▸ WHAT THIS TASK INVOLVES
Restate each of the lines given below, word for word.

━━━━━━━━━━

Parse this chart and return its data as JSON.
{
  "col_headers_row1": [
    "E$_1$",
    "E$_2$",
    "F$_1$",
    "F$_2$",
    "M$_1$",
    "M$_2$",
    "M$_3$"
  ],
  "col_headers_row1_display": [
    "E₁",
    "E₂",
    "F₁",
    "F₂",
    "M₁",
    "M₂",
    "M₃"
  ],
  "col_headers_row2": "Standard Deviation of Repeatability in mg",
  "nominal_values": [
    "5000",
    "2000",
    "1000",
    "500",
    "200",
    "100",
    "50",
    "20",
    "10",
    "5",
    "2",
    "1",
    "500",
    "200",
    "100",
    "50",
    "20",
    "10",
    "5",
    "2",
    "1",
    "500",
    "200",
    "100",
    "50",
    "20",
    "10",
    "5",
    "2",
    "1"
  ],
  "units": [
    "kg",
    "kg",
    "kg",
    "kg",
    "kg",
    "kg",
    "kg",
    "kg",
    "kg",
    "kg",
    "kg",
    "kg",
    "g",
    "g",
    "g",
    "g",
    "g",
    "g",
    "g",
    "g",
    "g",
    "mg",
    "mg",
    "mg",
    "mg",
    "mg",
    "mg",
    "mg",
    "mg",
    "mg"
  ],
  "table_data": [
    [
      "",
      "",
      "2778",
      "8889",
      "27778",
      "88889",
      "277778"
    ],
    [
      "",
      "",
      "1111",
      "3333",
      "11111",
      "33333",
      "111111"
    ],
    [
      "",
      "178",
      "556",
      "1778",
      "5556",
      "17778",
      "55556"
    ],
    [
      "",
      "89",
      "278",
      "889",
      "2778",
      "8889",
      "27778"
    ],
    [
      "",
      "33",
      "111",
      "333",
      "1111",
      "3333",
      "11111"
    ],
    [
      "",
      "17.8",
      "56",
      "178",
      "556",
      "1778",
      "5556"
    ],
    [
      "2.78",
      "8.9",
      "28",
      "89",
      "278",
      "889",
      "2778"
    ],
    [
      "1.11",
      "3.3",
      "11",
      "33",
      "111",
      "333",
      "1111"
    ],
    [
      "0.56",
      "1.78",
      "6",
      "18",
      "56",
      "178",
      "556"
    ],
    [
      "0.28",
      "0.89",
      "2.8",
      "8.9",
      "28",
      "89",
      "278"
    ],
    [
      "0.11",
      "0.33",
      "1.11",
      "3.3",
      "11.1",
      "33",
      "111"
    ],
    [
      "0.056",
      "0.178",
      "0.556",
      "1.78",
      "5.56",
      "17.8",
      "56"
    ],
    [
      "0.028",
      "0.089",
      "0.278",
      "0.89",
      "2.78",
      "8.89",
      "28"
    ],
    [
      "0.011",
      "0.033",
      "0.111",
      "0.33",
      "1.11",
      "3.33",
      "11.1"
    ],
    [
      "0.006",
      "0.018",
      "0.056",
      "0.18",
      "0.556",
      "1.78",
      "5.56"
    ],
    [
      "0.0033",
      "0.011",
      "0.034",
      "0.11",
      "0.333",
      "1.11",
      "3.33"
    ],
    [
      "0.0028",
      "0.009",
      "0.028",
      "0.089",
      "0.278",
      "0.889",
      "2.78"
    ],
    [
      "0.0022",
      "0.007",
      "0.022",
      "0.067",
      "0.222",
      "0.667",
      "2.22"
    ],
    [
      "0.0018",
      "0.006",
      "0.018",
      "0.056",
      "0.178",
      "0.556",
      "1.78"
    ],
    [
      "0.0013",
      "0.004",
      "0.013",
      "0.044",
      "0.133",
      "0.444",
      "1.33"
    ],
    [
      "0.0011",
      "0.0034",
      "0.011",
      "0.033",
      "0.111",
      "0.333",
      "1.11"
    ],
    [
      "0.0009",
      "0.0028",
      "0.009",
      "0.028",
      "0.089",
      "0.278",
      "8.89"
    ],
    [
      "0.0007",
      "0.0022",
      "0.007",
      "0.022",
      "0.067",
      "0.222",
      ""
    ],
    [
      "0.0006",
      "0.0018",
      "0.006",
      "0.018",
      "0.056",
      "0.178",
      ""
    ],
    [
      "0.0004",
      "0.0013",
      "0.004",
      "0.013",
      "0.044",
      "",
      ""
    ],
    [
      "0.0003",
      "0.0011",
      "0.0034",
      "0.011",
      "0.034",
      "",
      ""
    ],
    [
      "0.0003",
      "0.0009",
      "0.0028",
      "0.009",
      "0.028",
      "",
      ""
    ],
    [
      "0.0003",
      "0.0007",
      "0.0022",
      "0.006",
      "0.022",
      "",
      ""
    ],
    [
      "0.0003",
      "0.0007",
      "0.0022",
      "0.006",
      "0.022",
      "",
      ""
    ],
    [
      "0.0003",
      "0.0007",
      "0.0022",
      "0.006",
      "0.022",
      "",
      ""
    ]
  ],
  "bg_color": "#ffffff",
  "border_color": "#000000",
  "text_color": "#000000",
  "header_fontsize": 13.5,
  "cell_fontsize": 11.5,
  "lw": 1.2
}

━━━━━━━━━━

▸ RESPONSE BELOW
Parse this chart and return its data as JSON.
{
  "col_headers_row1": [
    "E$_1$",
    "E$_2$",
    "F$_1$",
    "F$_2$",
    "M$_1$",
    "M$_2$",
    "M$_3$"
  ],
  "col_headers_row1_display": [
    "E₁",
    "E₂",
    "F₁",
    "F₂",
    "M₁",
    "M₂",
    "M₃"
  ],
  "col_headers_row2": "Standard Deviation of Repeatability in mg",
  "nominal_values": [
    "5000",
    "2000",
    "1000",
    "500",
    "200",
    "100",
    "50",
    "20",
    "10",
    "5",
    "2",
    "1",
    "500",
    "200",
    "100",
    "50",
    "20",
    "10",
    "5",
    "2",
    "1",
    "500",
    "200",
    "100",
    "50",
    "20",
    "10",
    "5",
    "2",
    "1"
  ],
  "units": [
    "kg",
    "kg",
    "kg",
    "kg",
    "kg",
    "kg",
    "kg",
    "kg",
    "kg",
    "kg",
    "kg",
    "kg",
    "g",
    "g",
    "g",
    "g",
    "g",
    "g",
    "g",
    "g",
    "g",
    "mg",
    "mg",
    "mg",
    "mg",
    "mg",
    "mg",
    "mg",
    "mg",
    "mg"
  ],
  "table_data": [
    [
      "",
      "",
      "2778",
      "8889",
      "27778",
      "88889",
      "277778"
    ],
    [
      "",
      "",
      "1111",
      "3333",
      "11111",
      "33333",
      "111111"
    ],
    [
      "",
      "178",
      "556",
      "1778",
      "5556",
      "17778",
      "55556"
    ],
    [
      "",
      "89",
      "278",
      "889",
      "2778",
      "8889",
      "27778"
    ],
    [
      "",
      "33",
      "111",
      "333",
      "1111",
      "3333",
      "11111"
    ],
    [
      "",
      "17.8",
      "56",
      "178",
      "556",
      "1778",
      "5556"
    ],
    [
      "2.78",
      "8.9",
      "28",
      "89",
      "278",
      "889",
      "2778"
    ],
    [
      "1.11",
      "3.3",
      "11",
      "33",
      "111",
      "333",
      "1111"
    ],
    [
      "0.56",
      "1.78",
      "6",
      "18",
      "56",
      "178",
      "556"
    ],
    [
      "0.28",
      "0.89",
      "2.8",
      "8.9",
      "28",
      "89",
      "278"
    ],
    [
      "0.11",
      "0.33",
      "1.11",
      "3.3",
      "11.1",
      "33",
      "111"
    ],
    [
      "0.056",
      "0.178",
      "0.556",
      "1.78",
      "5.56",
      "17.8",
      "56"
    ],
    [
      "0.028",
      "0.089",
      "0.278",
      "0.89",
      "2.78",
      "8.89",
      "28"
    ],
    [
      "0.011",
      "0.033",
      "0.111",
      "0.33",
      "1.11",
      "3.33",
      "11.1"
    ],
    [
      "0.006",
      "0.018",
      "0.056",
      "0.18",
      "0.556",
      "1.78",
      "5.56"
    ],
    [
      "0.0033",
      "0.011",
      "0.034",
      "0.11",
      "0.333",
      "1.11",
      "3.33"
    ],
    [
      "0.0028",
      "0.009",
      "0.028",
      "0.089",
      "0.278",
      "0.889",
      "2.78"
    ],
    [
      "0.0022",
      "0.007",
      "0.022",
      "0.067",
      "0.222",
      "0.667",
      "2.22"
    ],
    [
      "0.0018",
      "0.006",
      "0.018",
      "0.056",
      "0.178",
      "0.556",
      "1.78"
    ],
    [
      "0.0013",
      "0.004",
      "0.013",
      "0.044",
      "0.133",
      "0.444",
      "1.33"
    ],
    [
      "0.0011",
      "0.0034",
      "0.011",
      "0.033",
      "0.111",
      "0.333",
      "1.11"
    ],
    [
      "0.0009",
      "0.0028",
      "0.009",
      "0.028",
      "0.089",
      "0.278",
      "8.89"
    ],
    [
      "0.0007",
      "0.0022",
      "0.007",
      "0.022",
      "0.067",
      "0.222",
      ""
    ],
    [
      "0.0006",
      "0.0018",
      "0.006",
      "0.018",
      "0.056",
      "0.178",
      ""
    ],
    [
      "0.0004",
      "0.0013",
      "0.004",
      "0.013",
      "0.044",
      "",
      ""
    ],
    [
      "0.0003",
      "0.0011",
      "0.0034",
      "0.011",
      "0.034",
      "",
      ""
    ],
    [
      "0.0003",
      "0.0009",
      "0.0028",
      "0.009",
      "0.028",
      "",
      ""
    ],
    [
      "0.0003",
      "0.0007",
      "0.0022",
      "0.006",
      "0.022",
      "",
      ""
    ],
    [
      "0.0003",
      "0.0007",
      "0.0022",
      "0.006",
      "0.022",
      "",
      ""
    ],
    [
      "0.0003",
      "0.0007",
      "0.0022",
      "0.006",
      "0.022",
      "",
      ""
    ]
  ],
  "bg_color": "#ffffff",
  "border_color": "#000000",
  "text_color": "#000000",
  "header_fontsize": 13.5,
  "cell_fontsize": 11.5,
  "lw": 1.2
}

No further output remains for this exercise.